>> start Listing
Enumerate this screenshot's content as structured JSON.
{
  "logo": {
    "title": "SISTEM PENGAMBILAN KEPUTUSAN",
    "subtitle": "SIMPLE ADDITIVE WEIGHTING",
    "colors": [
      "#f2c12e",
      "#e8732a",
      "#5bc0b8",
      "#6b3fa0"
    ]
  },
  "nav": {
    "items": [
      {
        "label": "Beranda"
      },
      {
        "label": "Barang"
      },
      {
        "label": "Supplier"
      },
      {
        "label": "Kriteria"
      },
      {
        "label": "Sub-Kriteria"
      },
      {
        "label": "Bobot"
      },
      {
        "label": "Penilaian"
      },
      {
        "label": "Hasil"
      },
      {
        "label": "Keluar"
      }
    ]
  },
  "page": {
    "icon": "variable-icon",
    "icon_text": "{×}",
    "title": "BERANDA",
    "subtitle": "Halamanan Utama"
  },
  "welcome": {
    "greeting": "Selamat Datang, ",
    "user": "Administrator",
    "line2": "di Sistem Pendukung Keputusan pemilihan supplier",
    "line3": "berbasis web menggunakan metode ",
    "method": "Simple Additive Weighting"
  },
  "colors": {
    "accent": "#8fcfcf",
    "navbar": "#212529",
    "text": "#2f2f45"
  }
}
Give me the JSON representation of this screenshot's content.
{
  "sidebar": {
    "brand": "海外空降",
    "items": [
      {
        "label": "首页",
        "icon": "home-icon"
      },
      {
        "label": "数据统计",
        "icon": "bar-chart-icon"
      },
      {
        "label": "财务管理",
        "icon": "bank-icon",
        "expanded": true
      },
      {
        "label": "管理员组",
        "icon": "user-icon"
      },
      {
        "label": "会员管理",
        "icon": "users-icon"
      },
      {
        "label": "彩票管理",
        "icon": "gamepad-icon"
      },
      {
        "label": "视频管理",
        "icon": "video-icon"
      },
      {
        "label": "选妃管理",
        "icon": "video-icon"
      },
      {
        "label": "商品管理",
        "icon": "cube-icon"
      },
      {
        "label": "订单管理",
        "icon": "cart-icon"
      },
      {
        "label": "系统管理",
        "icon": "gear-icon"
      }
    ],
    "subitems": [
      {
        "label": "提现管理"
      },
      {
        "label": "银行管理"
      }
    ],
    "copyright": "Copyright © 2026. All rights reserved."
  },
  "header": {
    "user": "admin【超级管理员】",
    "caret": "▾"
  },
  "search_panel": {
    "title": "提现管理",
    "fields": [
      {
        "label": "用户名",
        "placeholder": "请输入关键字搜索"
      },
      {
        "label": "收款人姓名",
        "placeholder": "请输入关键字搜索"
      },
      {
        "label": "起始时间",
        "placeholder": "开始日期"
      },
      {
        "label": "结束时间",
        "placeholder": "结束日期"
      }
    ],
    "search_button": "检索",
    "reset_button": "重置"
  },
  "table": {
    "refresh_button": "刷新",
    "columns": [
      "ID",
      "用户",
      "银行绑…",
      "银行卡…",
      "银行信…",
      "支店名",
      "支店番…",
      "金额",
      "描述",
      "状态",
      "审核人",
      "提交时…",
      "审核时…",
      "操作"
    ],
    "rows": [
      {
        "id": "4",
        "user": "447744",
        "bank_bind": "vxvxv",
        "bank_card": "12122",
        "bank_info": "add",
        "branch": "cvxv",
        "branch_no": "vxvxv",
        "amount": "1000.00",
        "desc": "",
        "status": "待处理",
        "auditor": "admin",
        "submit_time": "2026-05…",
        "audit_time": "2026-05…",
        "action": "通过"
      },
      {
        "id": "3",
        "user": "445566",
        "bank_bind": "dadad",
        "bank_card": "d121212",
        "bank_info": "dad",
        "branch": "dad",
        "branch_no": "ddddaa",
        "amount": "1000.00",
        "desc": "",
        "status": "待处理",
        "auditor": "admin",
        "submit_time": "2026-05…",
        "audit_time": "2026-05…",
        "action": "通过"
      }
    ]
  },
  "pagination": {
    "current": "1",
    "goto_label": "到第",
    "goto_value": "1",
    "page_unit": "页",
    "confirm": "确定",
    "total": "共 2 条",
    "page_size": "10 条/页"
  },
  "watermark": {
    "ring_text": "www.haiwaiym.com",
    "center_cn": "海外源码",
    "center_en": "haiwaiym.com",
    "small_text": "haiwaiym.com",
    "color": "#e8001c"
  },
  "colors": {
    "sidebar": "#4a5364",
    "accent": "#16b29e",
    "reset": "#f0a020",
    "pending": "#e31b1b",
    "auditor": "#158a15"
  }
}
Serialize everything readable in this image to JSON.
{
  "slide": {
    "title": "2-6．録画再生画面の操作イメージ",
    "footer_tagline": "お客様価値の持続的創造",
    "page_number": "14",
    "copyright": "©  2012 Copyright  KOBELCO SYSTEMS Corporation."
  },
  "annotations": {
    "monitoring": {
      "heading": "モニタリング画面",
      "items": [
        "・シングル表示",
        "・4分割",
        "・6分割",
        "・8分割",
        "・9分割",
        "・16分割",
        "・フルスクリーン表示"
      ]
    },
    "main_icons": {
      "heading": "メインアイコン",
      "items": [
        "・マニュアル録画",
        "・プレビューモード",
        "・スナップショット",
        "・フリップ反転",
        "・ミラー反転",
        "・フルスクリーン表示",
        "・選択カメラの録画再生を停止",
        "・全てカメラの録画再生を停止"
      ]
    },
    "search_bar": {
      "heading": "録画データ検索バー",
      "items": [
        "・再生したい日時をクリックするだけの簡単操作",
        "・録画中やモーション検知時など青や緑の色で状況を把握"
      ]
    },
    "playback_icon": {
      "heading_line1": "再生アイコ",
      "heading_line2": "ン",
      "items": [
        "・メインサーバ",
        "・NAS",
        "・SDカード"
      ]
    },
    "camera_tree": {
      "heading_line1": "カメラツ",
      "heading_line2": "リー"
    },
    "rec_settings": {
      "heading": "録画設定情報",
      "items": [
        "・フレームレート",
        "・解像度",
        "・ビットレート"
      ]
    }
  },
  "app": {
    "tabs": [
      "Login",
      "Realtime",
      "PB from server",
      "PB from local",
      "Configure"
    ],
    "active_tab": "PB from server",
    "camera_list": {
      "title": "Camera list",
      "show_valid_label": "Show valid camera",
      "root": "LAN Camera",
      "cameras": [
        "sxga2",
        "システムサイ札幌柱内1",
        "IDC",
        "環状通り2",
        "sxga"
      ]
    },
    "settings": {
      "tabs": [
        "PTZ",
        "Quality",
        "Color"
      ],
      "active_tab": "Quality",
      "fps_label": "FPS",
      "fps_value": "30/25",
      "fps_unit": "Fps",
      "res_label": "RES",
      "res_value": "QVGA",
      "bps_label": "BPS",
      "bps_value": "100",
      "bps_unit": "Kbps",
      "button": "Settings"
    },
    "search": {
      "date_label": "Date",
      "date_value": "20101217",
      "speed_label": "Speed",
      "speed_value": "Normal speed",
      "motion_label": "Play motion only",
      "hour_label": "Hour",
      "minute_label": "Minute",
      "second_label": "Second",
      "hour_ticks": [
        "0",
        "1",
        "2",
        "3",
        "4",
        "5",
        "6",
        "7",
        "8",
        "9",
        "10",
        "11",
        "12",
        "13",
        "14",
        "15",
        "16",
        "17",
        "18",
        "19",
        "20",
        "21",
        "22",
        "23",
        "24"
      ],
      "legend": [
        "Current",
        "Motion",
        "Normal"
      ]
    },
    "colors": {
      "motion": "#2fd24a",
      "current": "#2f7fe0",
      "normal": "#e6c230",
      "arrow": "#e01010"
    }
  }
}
>> end Listing
→ **Problem details**
Each line in the material above must be retyped without alteration.

→ **Task result**
Enumerate this screenshot's content as structured JSON.
{
  "logo": {
    "title": "SISTEM PENGAMBILAN KEPUTUSAN",
    "subtitle": "SIMPLE ADDITIVE WEIGHTING",
    "colors": [
      "#f2c12e",
      "#e8732a",
      "#5bc0b8",
      "#6b3fa0"
    ]
  },
  "nav": {
    "items": [
      {
        "label": "Beranda"
      },
      {
        "label": "Barang"
      },
      {
        "label": "Supplier"
      },
      {
        "label": "Kriteria"
      },
      {
        "label": "Sub-Kriteria"
      },
      {
        "label": "Bobot"
      },
      {
        "label": "Penilaian"
      },
      {
        "label": "Hasil"
      },
      {
        "label": "Keluar"
      }
    ]
  },
  "page": {
    "icon": "variable-icon",
    "icon_text": "{×}",
    "title": "BERANDA",
    "subtitle": "Halamanan Utama"
  },
  "welcome": {
    "greeting": "Selamat Datang, ",
    "user": "Administrator",
    "line2": "di Sistem Pendukung Keputusan pemilihan supplier",
    "line3": "berbasis web menggunakan metode ",
    "method": "Simple Additive Weighting"
  },
  "colors": {
    "accent": "#8fcfcf",
    "navbar": "#212529",
    "text": "#2f2f45"
  }
}
Give me the JSON representation of this screenshot's content.
{
  "sidebar": {
    "brand": "海外空降",
    "items": [
      {
        "label": "首页",
        "icon": "home-icon"
      },
      {
        "label": "数据统计",
        "icon": "bar-chart-icon"
      },
      {
        "label": "财务管理",
        "icon": "bank-icon",
        "expanded": true
      },
      {
        "label": "管理员组",
        "icon": "user-icon"
      },
      {
        "label": "会员管理",
        "icon": "users-icon"
      },
      {
        "label": "彩票管理",
        "icon": "gamepad-icon"
      },
      {
        "label": "视频管理",
        "icon": "video-icon"
      },
      {
        "label": "选妃管理",
        "icon": "video-icon"
      },
      {
        "label": "商品管理",
        "icon": "cube-icon"
      },
      {
        "label": "订单管理",
        "icon": "cart-icon"
      },
      {
        "label": "系统管理",
        "icon": "gear-icon"
      }
    ],
    "subitems": [
      {
        "label": "提现管理"
      },
      {
        "label": "银行管理"
      }
    ],
    "copyright": "Copyright © 2026. All rights reserved."
  },
  "header": {
    "user": "admin【超级管理员】",
    "caret": "▾"
  },
  "search_panel": {
    "title": "提现管理",
    "fields": [
      {
        "label": "用户名",
        "placeholder": "请输入关键字搜索"
      },
      {
        "label": "收款人姓名",
        "placeholder": "请输入关键字搜索"
      },
      {
        "label": "起始时间",
        "placeholder": "开始日期"
      },
      {
        "label": "结束时间",
        "placeholder": "结束日期"
      }
    ],
    "search_button": "检索",
    "reset_button": "重置"
  },
  "table": {
    "refresh_button": "刷新",
    "columns": [
      "ID",
      "用户",
      "银行绑…",
      "银行卡…",
      "银行信…",
      "支店名",
      "支店番…",
      "金额",
      "描述",
      "状态",
      "审核人",
      "提交时…",
      "审核时…",
      "操作"
    ],
    "rows": [
      {
        "id": "4",
        "user": "447744",
        "bank_bind": "vxvxv",
        "bank_card": "12122",
        "bank_info": "add",
        "branch": "cvxv",
        "branch_no": "vxvxv",
        "amount": "1000.00",
        "desc": "",
        "status": "待处理",
        "auditor": "admin",
        "submit_time": "2026-05…",
        "audit_time": "2026-05…",
        "action": "通过"
      },
      {
        "id": "3",
        "user": "445566",
        "bank_bind": "dadad",
        "bank_card": "d121212",
        "bank_info": "dad",
        "branch": "dad",
        "branch_no": "ddddaa",
        "amount": "1000.00",
        "desc": "",
        "status": "待处理",
        "auditor": "admin",
        "submit_time": "2026-05…",
        "audit_time": "2026-05…",
        "action": "通过"
      }
    ]
  },
  "pagination": {
    "current": "1",
    "goto_label": "到第",
    "goto_value": "1",
    "page_unit": "页",
    "confirm": "确定",
    "total": "共 2 条",
    "page_size": "10 条/页"
  },
  "watermark": {
    "ring_text": "www.haiwaiym.com",
    "center_cn": "海外源码",
    "center_en": "haiwaiym.com",
    "small_text": "haiwaiym.com",
    "color": "#e8001c"
  },
  "colors": {
    "sidebar": "#4a5364",
    "accent": "#16b29e",
    "reset": "#f0a020",
    "pending": "#e31b1b",
    "auditor": "#158a15"
  }
}
Serialize everything readable in this image to JSON.
{
  "slide": {
    "title": "2-6．録画再生画面の操作イメージ",
    "footer_tagline": "お客様価値の持続的創造",
    "page_number": "14",
    "copyright": "©  2012 Copyright  KOBELCO SYSTEMS Corporation."
  },
  "annotations": {
    "monitoring": {
      "heading": "モニタリング画面",
      "items": [
        "・シングル表示",
        "・4分割",
        "・6分割",
        "・8分割",
        "・9分割",
        "・16分割",
        "・フルスクリーン表示"
      ]
    },
    "main_icons": {
      "heading": "メインアイコン",
      "items": [
        "・マニュアル録画",
        "・プレビューモード",
        "・スナップショット",
        "・フリップ反転",
        "・ミラー反転",
        "・フルスクリーン表示",
        "・選択カメラの録画再生を停止",
        "・全てカメラの録画再生を停止"
      ]
    },
    "search_bar": {
      "heading": "録画データ検索バー",
      "items": [
        "・再生したい日時をクリックするだけの簡単操作",
        "・録画中やモーション検知時など青や緑の色で状況を把握"
      ]
    },
    "playback_icon": {
      "heading_line1": "再生アイコ",
      "heading_line2": "ン",
      "items": [
        "・メインサーバ",
        "・NAS",
        "・SDカード"
      ]
    },
    "camera_tree": {
      "heading_line1": "カメラツ",
      "heading_line2": "リー"
    },
    "rec_settings": {
      "heading": "録画設定情報",
      "items": [
        "・フレームレート",
        "・解像度",
        "・ビットレート"
      ]
    }
  },
  "app": {
    "tabs": [
      "Login",
      "Realtime",
      "PB from server",
      "PB from local",
      "Configure"
    ],
    "active_tab": "PB from server",
    "camera_list": {
      "title": "Camera list",
      "show_valid_label": "Show valid camera",
      "root": "LAN Camera",
      "cameras": [
        "sxga2",
        "システムサイ札幌柱内1",
        "IDC",
        "環状通り2",
        "sxga"
      ]
    },
    "settings": {
      "tabs": [
        "PTZ",
        "Quality",
        "Color"
      ],
      "active_tab": "Quality",
      "fps_label": "FPS",
      "fps_value": "30/25",
      "fps_unit": "Fps",
      "res_label": "RES",
      "res_value": "QVGA",
      "bps_label": "BPS",
      "bps_value": "100",
      "bps_unit": "Kbps",
      "button": "Settings"
    },
    "search": {
      "date_label": "Date",
      "date_value": "20101217",
      "speed_label": "Speed",
      "speed_value": "Normal speed",
      "motion_label": "Play motion only",
      "hour_label": "Hour",
      "minute_label": "Minute",
      "second_label": "Second",
      "hour_ticks": [
        "0",
        "1",
        "2",
        "3",
        "4",
        "5",
        "6",
        "7",
        "8",
        "9",
        "10",
        "11",
        "12",
        "13",
        "14",
        "15",
        "16",
        "17",
        "18",
        "19",
        "20",
        "21",
        "22",
        "23",
        "24"
      ],
      "legend": [
        "Current",
        "Motion",
        "Normal"
      ]
    },
    "colors": {
      "motion": "#2fd24a",
      "current": "#2f7fe0",
      "normal": "#e6c230",
      "arrow": "#e01010"
    }
  }
}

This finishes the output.